Required work: Review the material line by line. Identify and copy every line that contains the string "Verbs".

Listed records:
----

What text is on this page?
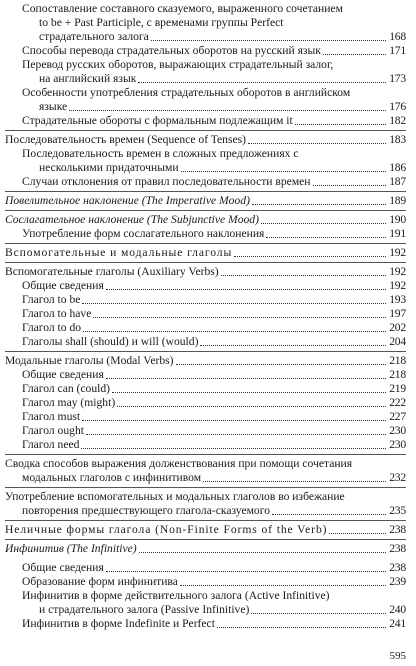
Сопоставление составного сказуемого, выраженного сочетанием
to be + Past Participle, с временами группы Perfect
страдательного залога	168
Способы перевода страдательных оборотов на русский язык	171
Перевод русских оборотов, выражающих страдательный залог,
на английский язык	173
Особенности употребления страдательных оборотов в английском
языке	176
Страдательные обороты с формальным подлежащим it	182
Последовательность времен (Sequence of Tenses)	183
Последовательность времен в сложных предложениях с
несколькими придаточными	186
Случаи отклонения от правил последовательности времен	187
Повелительное наклонение (The Imperative Mood)	189
Сослагательное наклонение (The Subjunctive Mood)	190
Употребление форм сослагательного наклонения	191
Вспомогательные и модальные глаголы	192
Вспомогательные глаголы (Auxiliary Verbs)	192
Общие сведения	192
Глагол to be	193
Глагол to have	197
Глагол to do	202
Глаголы shall (should) и will (would)	204
Модальные глаголы (Modal Verbs)	218
Общие сведения	218
Глагол can (could)	219
Глагол may (might)	222
Глагол must	227
Глагол ought	230
Глагол need	230
Сводка способов выражения долженствования при помощи сочетания
модальных глаголов с инфинитивом	232
Употребление вспомогательных и модальных глаголов во избежание
повторения предшествующего глагола-сказуемого	235
Неличные формы глагола (Non-Finite Forms of the Verb)	238
Инфинитив (The Infinitive)	238
Общие сведения	238
Образование форм инфинитива	239
Инфинитив в форме действительного залога (Active Infinitive)
и страдательного залога (Passive Infinitive)	240
Инфинитив в форме Indefinite и Perfect	241
595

----

Full output:
Вспомогательные глаголы (Auxiliary Verbs)	192
Модальные глаголы (Modal Verbs)	218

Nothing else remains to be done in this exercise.